Task description> Copy each line exactly.

::::::::

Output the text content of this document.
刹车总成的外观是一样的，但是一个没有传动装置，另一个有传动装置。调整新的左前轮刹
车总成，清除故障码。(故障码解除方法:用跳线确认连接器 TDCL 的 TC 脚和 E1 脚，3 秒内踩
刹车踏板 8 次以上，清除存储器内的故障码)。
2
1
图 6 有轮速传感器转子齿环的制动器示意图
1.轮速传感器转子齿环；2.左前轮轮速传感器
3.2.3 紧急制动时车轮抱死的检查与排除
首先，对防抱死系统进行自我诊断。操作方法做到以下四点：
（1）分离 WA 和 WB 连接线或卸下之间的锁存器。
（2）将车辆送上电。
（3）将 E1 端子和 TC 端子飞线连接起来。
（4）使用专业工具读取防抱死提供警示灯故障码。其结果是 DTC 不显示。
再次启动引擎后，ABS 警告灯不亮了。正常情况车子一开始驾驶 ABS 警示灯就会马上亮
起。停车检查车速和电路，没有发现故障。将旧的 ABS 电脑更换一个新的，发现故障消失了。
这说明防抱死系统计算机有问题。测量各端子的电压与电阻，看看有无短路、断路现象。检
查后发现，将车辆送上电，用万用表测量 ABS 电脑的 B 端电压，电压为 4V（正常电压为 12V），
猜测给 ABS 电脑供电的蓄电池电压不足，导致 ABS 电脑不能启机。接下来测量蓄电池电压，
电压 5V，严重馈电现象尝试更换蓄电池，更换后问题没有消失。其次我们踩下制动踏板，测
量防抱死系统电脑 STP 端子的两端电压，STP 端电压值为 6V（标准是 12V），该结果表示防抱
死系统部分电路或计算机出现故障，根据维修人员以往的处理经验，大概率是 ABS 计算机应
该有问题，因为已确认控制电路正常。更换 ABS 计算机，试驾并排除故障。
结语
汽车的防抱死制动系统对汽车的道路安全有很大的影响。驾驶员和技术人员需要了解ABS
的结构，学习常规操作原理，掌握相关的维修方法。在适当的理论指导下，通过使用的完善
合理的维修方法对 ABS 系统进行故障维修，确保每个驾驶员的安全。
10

::::::::

Completed exercise>
Output the text content of this document.
刹车总成的外观是一样的，但是一个没有传动装置，另一个有传动装置。调整新的左前轮刹
车总成，清除故障码。(故障码解除方法:用跳线确认连接器 TDCL 的 TC 脚和 E1 脚，3 秒内踩
刹车踏板 8 次以上，清除存储器内的故障码)。
2
1
图 6 有轮速传感器转子齿环的制动器示意图
1.轮速传感器转子齿环；2.左前轮轮速传感器
3.2.3 紧急制动时车轮抱死的检查与排除
首先，对防抱死系统进行自我诊断。操作方法做到以下四点：
（1）分离 WA 和 WB 连接线或卸下之间的锁存器。
（2）将车辆送上电。
（3）将 E1 端子和 TC 端子飞线连接起来。
（4）使用专业工具读取防抱死提供警示灯故障码。其结果是 DTC 不显示。
再次启动引擎后，ABS 警告灯不亮了。正常情况车子一开始驾驶 ABS 警示灯就会马上亮
起。停车检查车速和电路，没有发现故障。将旧的 ABS 电脑更换一个新的，发现故障消失了。
这说明防抱死系统计算机有问题。测量各端子的电压与电阻，看看有无短路、断路现象。检
查后发现，将车辆送上电，用万用表测量 ABS 电脑的 B 端电压，电压为 4V（正常电压为 12V），
猜测给 ABS 电脑供电的蓄电池电压不足，导致 ABS 电脑不能启机。接下来测量蓄电池电压，
电压 5V，严重馈电现象尝试更换蓄电池，更换后问题没有消失。其次我们踩下制动踏板，测
量防抱死系统电脑 STP 端子的两端电压，STP 端电压值为 6V（标准是 12V），该结果表示防抱
死系统部分电路或计算机出现故障，根据维修人员以往的处理经验，大概率是 ABS 计算机应
该有问题，因为已确认控制电路正常。更换 ABS 计算机，试驾并排除故障。
结语
汽车的防抱死制动系统对汽车的道路安全有很大的影响。驾驶员和技术人员需要了解ABS
的结构，学习常规操作原理，掌握相关的维修方法。在适当的理论指导下，通过使用的完善
合理的维修方法对 ABS 系统进行故障维修，确保每个驾驶员的安全。
10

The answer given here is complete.